- **Short problem**:
Repeat the lines below, from the line with "Enumerate the UI" up to and including the line with "x-tick-label: 0.8 [306,532,338,556]", without any changes.

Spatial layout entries
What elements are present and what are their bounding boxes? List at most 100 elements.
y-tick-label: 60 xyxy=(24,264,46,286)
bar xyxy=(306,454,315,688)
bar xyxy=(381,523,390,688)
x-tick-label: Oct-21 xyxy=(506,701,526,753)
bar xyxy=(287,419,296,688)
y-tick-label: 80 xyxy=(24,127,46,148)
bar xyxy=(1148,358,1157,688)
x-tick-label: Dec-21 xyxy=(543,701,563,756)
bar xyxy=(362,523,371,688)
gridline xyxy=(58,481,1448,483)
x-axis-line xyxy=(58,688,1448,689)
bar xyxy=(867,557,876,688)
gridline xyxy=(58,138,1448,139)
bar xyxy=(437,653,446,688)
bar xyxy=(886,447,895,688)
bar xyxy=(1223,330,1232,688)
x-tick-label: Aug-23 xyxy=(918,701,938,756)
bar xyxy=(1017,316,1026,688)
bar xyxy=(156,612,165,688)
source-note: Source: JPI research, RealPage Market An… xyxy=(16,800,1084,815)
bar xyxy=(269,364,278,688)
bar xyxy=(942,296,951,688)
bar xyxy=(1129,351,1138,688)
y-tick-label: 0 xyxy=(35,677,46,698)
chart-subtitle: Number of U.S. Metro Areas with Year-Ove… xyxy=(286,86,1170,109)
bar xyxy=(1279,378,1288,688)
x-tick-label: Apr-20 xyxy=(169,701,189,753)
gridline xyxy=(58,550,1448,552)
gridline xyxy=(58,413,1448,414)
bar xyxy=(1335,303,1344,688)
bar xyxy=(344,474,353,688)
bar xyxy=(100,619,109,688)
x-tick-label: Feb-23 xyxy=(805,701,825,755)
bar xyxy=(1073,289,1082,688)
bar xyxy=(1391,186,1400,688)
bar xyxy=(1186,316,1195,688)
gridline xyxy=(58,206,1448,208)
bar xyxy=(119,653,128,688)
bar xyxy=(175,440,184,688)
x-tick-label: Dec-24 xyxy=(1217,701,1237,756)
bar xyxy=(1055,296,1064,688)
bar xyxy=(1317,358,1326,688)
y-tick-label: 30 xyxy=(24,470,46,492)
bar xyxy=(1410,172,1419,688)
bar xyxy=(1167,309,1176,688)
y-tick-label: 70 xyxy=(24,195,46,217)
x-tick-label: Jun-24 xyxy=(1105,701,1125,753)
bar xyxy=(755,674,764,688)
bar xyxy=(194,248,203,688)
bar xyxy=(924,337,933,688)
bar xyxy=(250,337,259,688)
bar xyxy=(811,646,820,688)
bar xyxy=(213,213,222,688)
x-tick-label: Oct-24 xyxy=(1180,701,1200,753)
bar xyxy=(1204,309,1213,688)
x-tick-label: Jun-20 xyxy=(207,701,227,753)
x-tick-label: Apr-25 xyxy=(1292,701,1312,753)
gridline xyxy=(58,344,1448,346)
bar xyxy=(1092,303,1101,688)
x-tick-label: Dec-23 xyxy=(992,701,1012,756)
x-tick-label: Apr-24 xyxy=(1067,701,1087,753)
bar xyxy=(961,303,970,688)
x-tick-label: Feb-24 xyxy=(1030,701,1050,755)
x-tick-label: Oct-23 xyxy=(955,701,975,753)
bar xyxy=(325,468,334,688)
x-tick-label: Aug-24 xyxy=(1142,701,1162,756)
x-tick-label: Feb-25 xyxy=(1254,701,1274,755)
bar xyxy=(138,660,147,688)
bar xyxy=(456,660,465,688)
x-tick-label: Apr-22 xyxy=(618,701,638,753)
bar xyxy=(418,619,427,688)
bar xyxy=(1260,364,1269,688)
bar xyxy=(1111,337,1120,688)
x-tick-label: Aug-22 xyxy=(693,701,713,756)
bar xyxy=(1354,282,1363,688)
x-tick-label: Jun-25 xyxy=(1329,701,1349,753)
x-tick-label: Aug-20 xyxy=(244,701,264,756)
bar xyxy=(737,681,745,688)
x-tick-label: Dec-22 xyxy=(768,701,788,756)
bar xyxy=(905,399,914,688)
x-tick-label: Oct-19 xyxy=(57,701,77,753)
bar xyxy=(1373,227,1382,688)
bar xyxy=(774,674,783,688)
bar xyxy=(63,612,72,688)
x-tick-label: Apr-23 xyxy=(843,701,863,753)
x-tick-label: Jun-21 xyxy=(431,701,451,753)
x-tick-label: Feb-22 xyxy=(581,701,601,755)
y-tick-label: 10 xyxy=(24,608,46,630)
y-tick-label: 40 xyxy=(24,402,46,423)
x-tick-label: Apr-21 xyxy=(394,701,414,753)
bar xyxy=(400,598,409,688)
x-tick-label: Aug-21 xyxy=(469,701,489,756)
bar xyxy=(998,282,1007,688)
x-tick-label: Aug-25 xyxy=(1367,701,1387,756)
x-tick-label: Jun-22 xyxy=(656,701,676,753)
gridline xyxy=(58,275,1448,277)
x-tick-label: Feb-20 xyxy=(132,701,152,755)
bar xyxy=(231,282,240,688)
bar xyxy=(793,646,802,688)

* * *

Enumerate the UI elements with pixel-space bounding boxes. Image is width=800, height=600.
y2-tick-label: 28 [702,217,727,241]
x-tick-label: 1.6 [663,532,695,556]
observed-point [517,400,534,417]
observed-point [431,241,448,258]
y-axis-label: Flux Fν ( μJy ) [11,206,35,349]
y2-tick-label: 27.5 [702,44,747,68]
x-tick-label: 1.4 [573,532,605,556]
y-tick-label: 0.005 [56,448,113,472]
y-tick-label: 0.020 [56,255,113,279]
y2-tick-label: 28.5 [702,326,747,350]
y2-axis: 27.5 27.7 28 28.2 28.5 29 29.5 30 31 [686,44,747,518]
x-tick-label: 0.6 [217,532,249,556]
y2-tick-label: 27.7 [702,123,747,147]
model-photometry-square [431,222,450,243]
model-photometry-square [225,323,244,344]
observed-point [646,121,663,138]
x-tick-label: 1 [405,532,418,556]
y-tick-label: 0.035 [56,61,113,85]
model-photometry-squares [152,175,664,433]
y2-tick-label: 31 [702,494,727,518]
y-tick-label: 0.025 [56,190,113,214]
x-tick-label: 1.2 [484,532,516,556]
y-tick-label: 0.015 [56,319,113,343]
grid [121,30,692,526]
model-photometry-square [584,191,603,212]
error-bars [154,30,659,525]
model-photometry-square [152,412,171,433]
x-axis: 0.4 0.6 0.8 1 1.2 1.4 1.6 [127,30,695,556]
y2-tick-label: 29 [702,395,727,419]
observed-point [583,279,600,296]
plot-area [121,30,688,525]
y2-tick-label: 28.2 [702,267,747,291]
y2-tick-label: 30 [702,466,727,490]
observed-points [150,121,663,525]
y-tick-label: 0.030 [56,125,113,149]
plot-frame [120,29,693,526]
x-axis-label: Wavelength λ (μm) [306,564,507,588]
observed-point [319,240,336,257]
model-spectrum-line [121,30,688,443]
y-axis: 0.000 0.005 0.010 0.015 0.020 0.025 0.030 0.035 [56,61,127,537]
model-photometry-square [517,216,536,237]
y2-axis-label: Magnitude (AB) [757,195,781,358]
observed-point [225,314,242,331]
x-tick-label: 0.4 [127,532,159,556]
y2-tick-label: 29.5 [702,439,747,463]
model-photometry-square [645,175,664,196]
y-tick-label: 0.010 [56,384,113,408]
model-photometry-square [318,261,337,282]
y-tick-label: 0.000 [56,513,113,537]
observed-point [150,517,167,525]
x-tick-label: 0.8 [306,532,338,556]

- **Reply to the task**:
Enumerate the UI elements with pixel-space bounding boxes. Image is width=800, height=600.
y2-tick-label: 28 [702,217,727,241]
x-tick-label: 1.6 [663,532,695,556]
observed-point [517,400,534,417]
observed-point [431,241,448,258]
y-axis-label: Flux Fν ( μJy ) [11,206,35,349]
y2-tick-label: 27.5 [702,44,747,68]
x-tick-label: 1.4 [573,532,605,556]
y-tick-label: 0.005 [56,448,113,472]
y-tick-label: 0.020 [56,255,113,279]
y2-tick-label: 28.5 [702,326,747,350]
y2-axis: 27.5 27.7 28 28.2 28.5 29 29.5 30 31 [686,44,747,518]
x-tick-label: 0.6 [217,532,249,556]
y2-tick-label: 27.7 [702,123,747,147]
model-photometry-square [431,222,450,243]
model-photometry-square [225,323,244,344]
observed-point [646,121,663,138]
x-tick-label: 1 [405,532,418,556]
y-tick-label: 0.035 [56,61,113,85]
model-photometry-squares [152,175,664,433]
y2-tick-label: 31 [702,494,727,518]
y-tick-label: 0.025 [56,190,113,214]
x-tick-label: 1.2 [484,532,516,556]
y-tick-label: 0.015 [56,319,113,343]
grid [121,30,692,526]
model-photometry-square [584,191,603,212]
error-bars [154,30,659,525]
model-photometry-square [152,412,171,433]
x-axis: 0.4 0.6 0.8 1 1.2 1.4 1.6 [127,30,695,556]
y2-tick-label: 29 [702,395,727,419]
observed-point [583,279,600,296]
plot-area [121,30,688,525]
y2-tick-label: 28.2 [702,267,747,291]
y2-tick-label: 30 [702,466,727,490]
observed-points [150,121,663,525]
y-tick-label: 0.030 [56,125,113,149]
plot-frame [120,29,693,526]
x-axis-label: Wavelength λ (μm) [306,564,507,588]
observed-point [319,240,336,257]
model-spectrum-line [121,30,688,443]
y-axis: 0.000 0.005 0.010 0.015 0.020 0.025 0.030 0.035 [56,61,127,537]
model-photometry-square [517,216,536,237]
y2-axis-label: Magnitude (AB) [757,195,781,358]
observed-point [225,314,242,331]
x-tick-label: 0.4 [127,532,159,556]
y2-tick-label: 29.5 [702,439,747,463]
model-photometry-square [645,175,664,196]
y-tick-label: 0.010 [56,384,113,408]
model-photometry-square [318,261,337,282]
y-tick-label: 0.000 [56,513,113,537]
observed-point [150,517,167,525]
x-tick-label: 0.8 [306,532,338,556]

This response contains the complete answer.